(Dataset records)
---

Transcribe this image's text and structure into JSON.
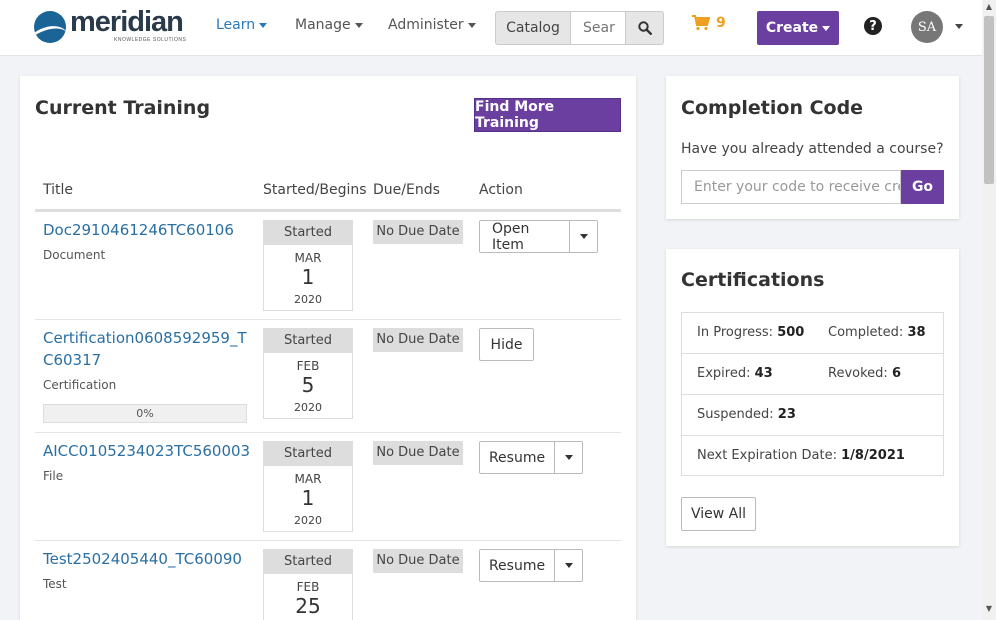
{
  "brand": {
    "name": "meridian",
    "tagline": "KNOWLEDGE SOLUTIONS"
  },
  "nav": {
    "items": [
      "Learn",
      "Manage",
      "Administer"
    ],
    "active": "Learn",
    "catalog_label": "Catalog",
    "search_placeholder": "Sear",
    "cart_count": "9",
    "create_label": "Create",
    "help_glyph": "?",
    "avatar_initials": "SA"
  },
  "current_training": {
    "title": "Current Training",
    "find_more_label": "Find More Training",
    "columns": [
      "Title",
      "Started/Begins",
      "Due/Ends",
      "Action"
    ],
    "rows": [
      {
        "title": "Doc2910461246TC60106",
        "type": "Document",
        "status": "Started",
        "month": "MAR",
        "day": "1",
        "year": "2020",
        "due": "No Due Date",
        "action": "Open Item",
        "has_dropdown": true,
        "progress": null
      },
      {
        "title": "Certification0608592959_TC60317",
        "type": "Certification",
        "status": "Started",
        "month": "FEB",
        "day": "5",
        "year": "2020",
        "due": "No Due Date",
        "action": "Hide",
        "has_dropdown": false,
        "progress": "0%"
      },
      {
        "title": "AICC0105234023TC560003",
        "type": "File",
        "status": "Started",
        "month": "MAR",
        "day": "1",
        "year": "2020",
        "due": "No Due Date",
        "action": "Resume",
        "has_dropdown": true,
        "progress": null
      },
      {
        "title": "Test2502405440_TC60090",
        "type": "Test",
        "status": "Started",
        "month": "FEB",
        "day": "25",
        "year": "",
        "due": "No Due Date",
        "action": "Resume",
        "has_dropdown": true,
        "progress": null
      }
    ]
  },
  "completion_code": {
    "title": "Completion Code",
    "prompt": "Have you already attended a course?",
    "placeholder": "Enter your code to receive cred",
    "go_label": "Go"
  },
  "certifications": {
    "title": "Certifications",
    "in_progress_label": "In Progress:",
    "in_progress": "500",
    "completed_label": "Completed:",
    "completed": "38",
    "expired_label": "Expired:",
    "expired": "43",
    "revoked_label": "Revoked:",
    "revoked": "6",
    "suspended_label": "Suspended:",
    "suspended": "23",
    "next_expiration_label": "Next Expiration Date:",
    "next_expiration": "1/8/2021",
    "view_all_label": "View All"
  },
  "colors": {
    "accent": "#6b3fa0",
    "link": "#2a6fa3",
    "cart": "#f0a020",
    "nav_active": "#2a7ab8"
  }
}
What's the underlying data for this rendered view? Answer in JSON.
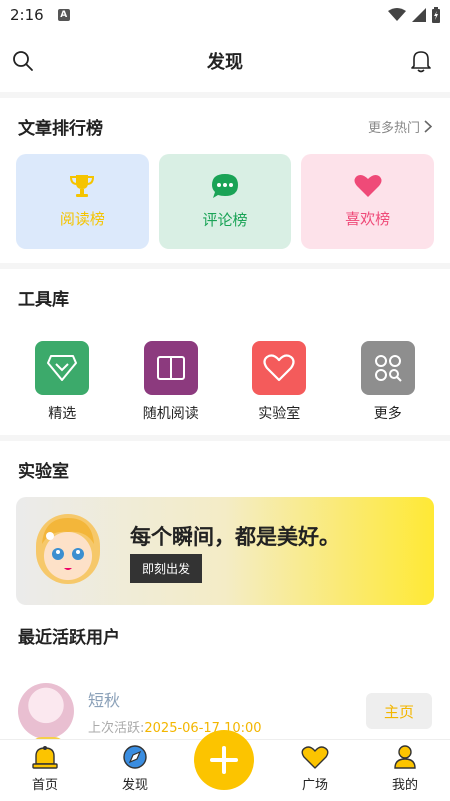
{
  "status_bar": {
    "time": "2:16",
    "notification_letter": "A"
  },
  "header": {
    "title": "发现"
  },
  "rank_section": {
    "title": "文章排行榜",
    "more": "更多热门",
    "cards": [
      {
        "label": "阅读榜",
        "icon": "trophy-icon",
        "color": "#f5c400"
      },
      {
        "label": "评论榜",
        "icon": "comment-icon",
        "color": "#1aa356"
      },
      {
        "label": "喜欢榜",
        "icon": "heart-icon",
        "color": "#ef4a78"
      }
    ]
  },
  "tools_section": {
    "title": "工具库",
    "items": [
      {
        "label": "精选",
        "icon": "diamond-icon",
        "color": "#3caa6b"
      },
      {
        "label": "随机阅读",
        "icon": "book-icon",
        "color": "#8c3a7e"
      },
      {
        "label": "实验室",
        "icon": "heart-outline-icon",
        "color": "#f45b5b"
      },
      {
        "label": "更多",
        "icon": "more-grid-icon",
        "color": "#8e8e8e"
      }
    ]
  },
  "lab_section": {
    "title": "实验室",
    "slogan": "每个瞬间，都是美好。",
    "button": "即刻出发"
  },
  "users_section": {
    "title": "最近活跃用户",
    "users": [
      {
        "name": "短秋",
        "last_prefix": "上次活跃:",
        "last_time": "2025-06-17 10:00",
        "button": "主页"
      }
    ]
  },
  "bottom_nav": {
    "items": [
      {
        "label": "首页",
        "icon": "bell-home-icon"
      },
      {
        "label": "发现",
        "icon": "compass-icon"
      },
      {
        "label": "广场",
        "icon": "heart-square-icon"
      },
      {
        "label": "我的",
        "icon": "user-icon"
      }
    ],
    "fab_icon": "plus-icon",
    "accent": "#fcc400"
  }
}
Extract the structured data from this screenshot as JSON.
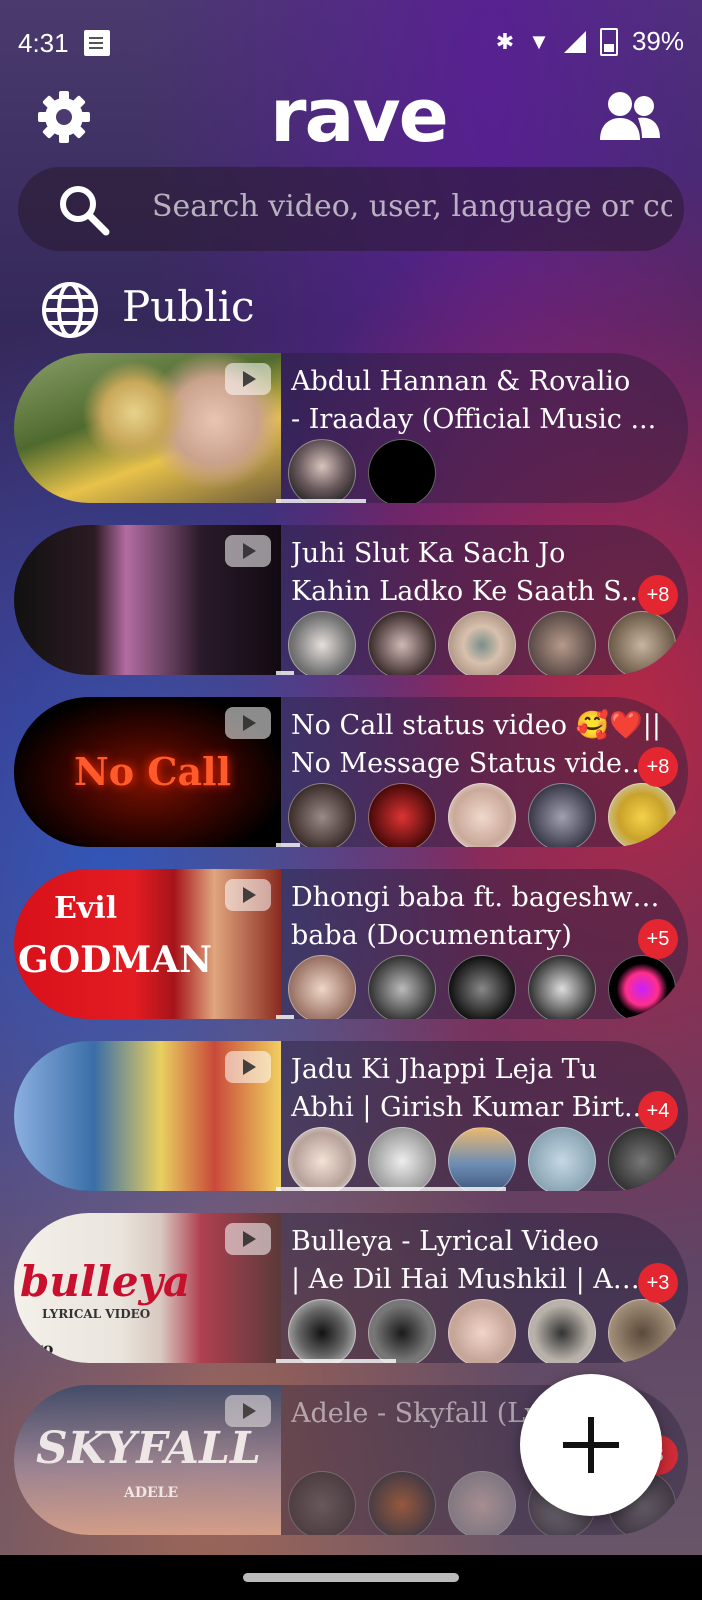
{
  "status_bar": {
    "time": "4:31",
    "battery": "39%",
    "icons": [
      "document-icon",
      "bluetooth-icon",
      "wifi-icon",
      "signal-icon",
      "battery-icon"
    ]
  },
  "header": {
    "logo": "rave",
    "settings_icon": "gear-icon",
    "friends_icon": "people-icon"
  },
  "search": {
    "placeholder": "Search video, user, language or cou"
  },
  "section": {
    "label": "Public",
    "icon": "globe-icon"
  },
  "videos": [
    {
      "title_line1": "Abdul Hannan & Rovalio",
      "title_line2": "- Iraaday (Official Music ...",
      "extra": "",
      "avatar_count": 2,
      "progress": 0.35
    },
    {
      "title_line1": "Juhi Slut Ka Sach Jo",
      "title_line2": "Kahin Ladko Ke Saath S...",
      "extra": "+8",
      "avatar_count": 5,
      "progress": 0.05
    },
    {
      "title_line1": "No Call status video 🥰❤️||",
      "title_line2": "No Message Status video...",
      "extra": "+8",
      "avatar_count": 5,
      "progress": 0.06,
      "thumb_text": "No Call"
    },
    {
      "title_line1": "Dhongi baba ft. bageshwar",
      "title_line2": "baba (Documentary)",
      "extra": "+5",
      "avatar_count": 5,
      "progress": 0.05,
      "thumb_text_a": "Evil",
      "thumb_text_b": "GODMAN"
    },
    {
      "title_line1": "Jadu Ki Jhappi Leja Tu",
      "title_line2": "Abhi | Girish Kumar Birt...",
      "extra": "+4",
      "avatar_count": 5,
      "progress": 0.55
    },
    {
      "title_line1": "Bulleya - Lyrical Video",
      "title_line2": "| Ae Dil Hai Mushkil | Am...",
      "extra": "+3",
      "avatar_count": 5,
      "progress": 0.3,
      "thumb_text_a": "bulleya",
      "thumb_text_b": "LYRICAL VIDEO",
      "thumb_text_c": "vevo"
    },
    {
      "title_line1": "Adele - Skyfall (Ly",
      "title_line2": "",
      "extra": "3",
      "avatar_count": 5,
      "progress": 0.0,
      "thumb_text_a": "SKYFALL",
      "thumb_text_b": "ADELE"
    }
  ],
  "fab": {
    "icon": "plus-icon"
  },
  "colors": {
    "badge": "#e3262f",
    "fab": "#ffffff"
  }
}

---

**Aim of the task**
Do not include images; quote all of the entries above exactly.

**Output for this exercise**
Transcribe this image's text and structure into JSON.
{
  "brand": {
    "name": "meridian",
    "tagline": "KNOWLEDGE SOLUTIONS"
  },
  "nav": {
    "items": [
      "Learn",
      "Manage",
      "Administer"
    ],
    "active": "Learn",
    "catalog_label": "Catalog",
    "search_placeholder": "Sear",
    "cart_count": "9",
    "create_label": "Create",
    "help_glyph": "?",
    "avatar_initials": "SA"
  },
  "current_training": {
    "title": "Current Training",
    "find_more_label": "Find More Training",
    "columns": [
      "Title",
      "Started/Begins",
      "Due/Ends",
      "Action"
    ],
    "rows": [
      {
        "title": "Doc2910461246TC60106",
        "type": "Document",
        "status": "Started",
        "month": "MAR",
        "day": "1",
        "year": "2020",
        "due": "No Due Date",
        "action": "Open Item",
        "has_dropdown": true,
        "progress": null
      },
      {
        "title": "Certification0608592959_TC60317",
        "type": "Certification",
        "status": "Started",
        "month": "FEB",
        "day": "5",
        "year": "2020",
        "due": "No Due Date",
        "action": "Hide",
        "has_dropdown": false,
        "progress": "0%"
      },
      {
        "title": "AICC0105234023TC560003",
        "type": "File",
        "status": "Started",
        "month": "MAR",
        "day": "1",
        "year": "2020",
        "due": "No Due Date",
        "action": "Resume",
        "has_dropdown": true,
        "progress": null
      },
      {
        "title": "Test2502405440_TC60090",
        "type": "Test",
        "status": "Started",
        "month": "FEB",
        "day": "25",
        "year": "",
        "due": "No Due Date",
        "action": "Resume",
        "has_dropdown": true,
        "progress": null
      }
    ]
  },
  "completion_code": {
    "title": "Completion Code",
    "prompt": "Have you already attended a course?",
    "placeholder": "Enter your code to receive cred",
    "go_label": "Go"
  },
  "certifications": {
    "title": "Certifications",
    "in_progress_label": "In Progress:",
    "in_progress": "500",
    "completed_label": "Completed:",
    "completed": "38",
    "expired_label": "Expired:",
    "expired": "43",
    "revoked_label": "Revoked:",
    "revoked": "6",
    "suspended_label": "Suspended:",
    "suspended": "23",
    "next_expiration_label": "Next Expiration Date:",
    "next_expiration": "1/8/2021",
    "view_all_label": "View All"
  },
  "colors": {
    "accent": "#6b3fa0",
    "link": "#2a6fa3",
    "cart": "#f0a020",
    "nav_active": "#2a7ab8"
  }
}
What's the underlying data for this rendered view? Answer in JSON.
{
  "status_bar": {
    "time": "2:16",
    "notification_letter": "A"
  },
  "header": {
    "title": "发现"
  },
  "rank_section": {
    "title": "文章排行榜",
    "more": "更多热门",
    "cards": [
      {
        "label": "阅读榜",
        "icon": "trophy-icon",
        "color": "#f5c400"
      },
      {
        "label": "评论榜",
        "icon": "comment-icon",
        "color": "#1aa356"
      },
      {
        "label": "喜欢榜",
        "icon": "heart-icon",
        "color": "#ef4a78"
      }
    ]
  },
  "tools_section": {
    "title": "工具库",
    "items": [
      {
        "label": "精选",
        "icon": "diamond-icon",
        "color": "#3caa6b"
      },
      {
        "label": "随机阅读",
        "icon": "book-icon",
        "color": "#8c3a7e"
      },
      {
        "label": "实验室",
        "icon": "heart-outline-icon",
        "color": "#f45b5b"
      },
      {
        "label": "更多",
        "icon": "more-grid-icon",
        "color": "#8e8e8e"
      }
    ]
  },
  "lab_section": {
    "title": "实验室",
    "slogan": "每个瞬间，都是美好。",
    "button": "即刻出发"
  },
  "users_section": {
    "title": "最近活跃用户",
    "users": [
      {
        "name": "短秋",
        "last_prefix": "上次活跃:",
        "last_time": "2025-06-17 10:00",
        "button": "主页"
      }
    ]
  },
  "bottom_nav": {
    "items": [
      {
        "label": "首页",
        "icon": "bell-home-icon"
      },
      {
        "label": "发现",
        "icon": "compass-icon"
      },
      {
        "label": "广场",
        "icon": "heart-square-icon"
      },
      {
        "label": "我的",
        "icon": "user-icon"
      }
    ],
    "fab_icon": "plus-icon",
    "accent": "#fcc400"
  }
}
Extract the structured data from this screenshot as JSON.
{
  "status_bar": {
    "time": "4:31",
    "battery": "39%",
    "icons": [
      "document-icon",
      "bluetooth-icon",
      "wifi-icon",
      "signal-icon",
      "battery-icon"
    ]
  },
  "header": {
    "logo": "rave",
    "settings_icon": "gear-icon",
    "friends_icon": "people-icon"
  },
  "search": {
    "placeholder": "Search video, user, language or cou"
  },
  "section": {
    "label": "Public",
    "icon": "globe-icon"
  },
  "videos": [
    {
      "title_line1": "Abdul Hannan & Rovalio",
      "title_line2": "- Iraaday (Official Music ...",
      "extra": "",
      "avatar_count": 2,
      "progress": 0.35
    },
    {
      "title_line1": "Juhi Slut Ka Sach Jo",
      "title_line2": "Kahin Ladko Ke Saath S...",
      "extra": "+8",
      "avatar_count": 5,
      "progress": 0.05
    },
    {
      "title_line1": "No Call status video 🥰❤️||",
      "title_line2": "No Message Status video...",
      "extra": "+8",
      "avatar_count": 5,
      "progress": 0.06,
      "thumb_text": "No Call"
    },
    {
      "title_line1": "Dhongi baba ft. bageshwar",
      "title_line2": "baba (Documentary)",
      "extra": "+5",
      "avatar_count": 5,
      "progress": 0.05,
      "thumb_text_a": "Evil",
      "thumb_text_b": "GODMAN"
    },
    {
      "title_line1": "Jadu Ki Jhappi Leja Tu",
      "title_line2": "Abhi | Girish Kumar Birt...",
      "extra": "+4",
      "avatar_count": 5,
      "progress": 0.55
    },
    {
      "title_line1": "Bulleya - Lyrical Video",
      "title_line2": "| Ae Dil Hai Mushkil | Am...",
      "extra": "+3",
      "avatar_count": 5,
      "progress": 0.3,
      "thumb_text_a": "bulleya",
      "thumb_text_b": "LYRICAL VIDEO",
      "thumb_text_c": "vevo"
    },
    {
      "title_line1": "Adele - Skyfall (Ly",
      "title_line2": "",
      "extra": "3",
      "avatar_count": 5,
      "progress": 0.0,
      "thumb_text_a": "SKYFALL",
      "thumb_text_b": "ADELE"
    }
  ],
  "fab": {
    "icon": "plus-icon"
  },
  "colors": {
    "badge": "#e3262f",
    "fab": "#ffffff"
  }
}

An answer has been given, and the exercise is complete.